**Source passage**
Over the weekend, Warren Buffett, the chairman and chief executive of Berkshire Hathaway, made a powerful case to raise taxes on himself and those like him who enjoy enormous wealth. He noted, among other things, that he has a lower tax burden, as a percentage of his income, than anyone in his office. Millionaires and billionaires, Buffett said, “have been coddled long enough by a billionaire-friendly Congress. It’s time for our government to get serious about shared sacrifice.”

President Obama twice cited Buffett’s op-ed yesterday to bolster the White House line. The right, apparently, was less impressed. Here’s Fox News’ Eric Bolling on the air yesterday:

“Warren Buffett wrote an op-ed in the New York Times today, he said we should be, I think you mentioned it earlier, we should be taxed more. What is this? Is he completely a socialist and he’s playing into Mr. Obama’s hands of, you know, tax anyone who makes money, give it to people who don’t work?”

Got that? Asking millionaires and billionaires to pay just a little more — going back to, say, the same rates they paid in the 1990s, when the economy soared — is evidence of being “completely a socialist.” Indeed, as Bolling sees it, asking the wealthy to sacrifice is necessarily part of an agenda to give money “to people who don’t work.”

Also remember, Buffett is one of America’s wealthiest people, and is the CEO of Berkshire Hathaway.”Completely a socialist”?

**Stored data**
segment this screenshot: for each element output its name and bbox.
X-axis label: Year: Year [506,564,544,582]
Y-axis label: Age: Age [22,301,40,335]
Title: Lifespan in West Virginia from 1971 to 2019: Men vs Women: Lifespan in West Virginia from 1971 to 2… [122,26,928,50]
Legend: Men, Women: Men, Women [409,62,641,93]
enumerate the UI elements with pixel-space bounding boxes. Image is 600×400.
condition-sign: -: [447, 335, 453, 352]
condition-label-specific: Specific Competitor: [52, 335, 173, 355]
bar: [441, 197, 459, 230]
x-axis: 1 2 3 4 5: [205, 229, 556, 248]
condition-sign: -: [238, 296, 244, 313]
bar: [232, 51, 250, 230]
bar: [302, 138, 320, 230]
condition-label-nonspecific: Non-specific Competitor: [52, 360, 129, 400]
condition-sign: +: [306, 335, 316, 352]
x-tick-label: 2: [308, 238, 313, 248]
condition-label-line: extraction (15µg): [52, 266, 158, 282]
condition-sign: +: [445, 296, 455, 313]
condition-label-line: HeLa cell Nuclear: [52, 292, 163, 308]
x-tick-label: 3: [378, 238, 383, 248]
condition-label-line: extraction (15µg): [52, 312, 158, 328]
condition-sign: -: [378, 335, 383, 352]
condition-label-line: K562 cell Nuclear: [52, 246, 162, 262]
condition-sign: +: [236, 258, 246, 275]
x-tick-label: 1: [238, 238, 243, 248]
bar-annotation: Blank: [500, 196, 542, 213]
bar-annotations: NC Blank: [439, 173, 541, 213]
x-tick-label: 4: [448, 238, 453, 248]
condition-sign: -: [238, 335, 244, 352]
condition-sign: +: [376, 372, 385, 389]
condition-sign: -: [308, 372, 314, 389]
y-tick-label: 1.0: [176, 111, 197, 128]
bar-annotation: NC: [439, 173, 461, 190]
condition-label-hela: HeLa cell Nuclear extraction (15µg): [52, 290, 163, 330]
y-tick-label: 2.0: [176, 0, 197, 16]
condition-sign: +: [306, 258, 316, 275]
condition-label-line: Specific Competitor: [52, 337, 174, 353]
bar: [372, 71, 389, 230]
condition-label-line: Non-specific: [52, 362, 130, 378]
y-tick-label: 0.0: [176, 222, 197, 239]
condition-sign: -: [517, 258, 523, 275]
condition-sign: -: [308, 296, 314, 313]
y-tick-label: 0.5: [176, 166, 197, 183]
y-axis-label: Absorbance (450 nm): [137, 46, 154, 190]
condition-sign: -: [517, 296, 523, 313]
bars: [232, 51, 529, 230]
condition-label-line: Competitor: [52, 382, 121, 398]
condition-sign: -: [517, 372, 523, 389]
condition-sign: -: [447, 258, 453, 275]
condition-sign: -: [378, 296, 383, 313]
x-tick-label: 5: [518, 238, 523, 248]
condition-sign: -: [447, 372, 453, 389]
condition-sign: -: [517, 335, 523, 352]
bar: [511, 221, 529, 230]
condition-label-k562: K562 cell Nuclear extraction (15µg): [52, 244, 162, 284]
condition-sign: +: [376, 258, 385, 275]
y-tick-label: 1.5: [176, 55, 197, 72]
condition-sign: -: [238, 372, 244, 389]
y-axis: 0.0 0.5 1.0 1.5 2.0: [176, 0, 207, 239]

**What to do**
List every organization or institution named in the passage about Warren Buffett's tax op-ed.

**Response for this exercise**
Berkshire Hathaway, Congress, the White House, Fox News, the New York Times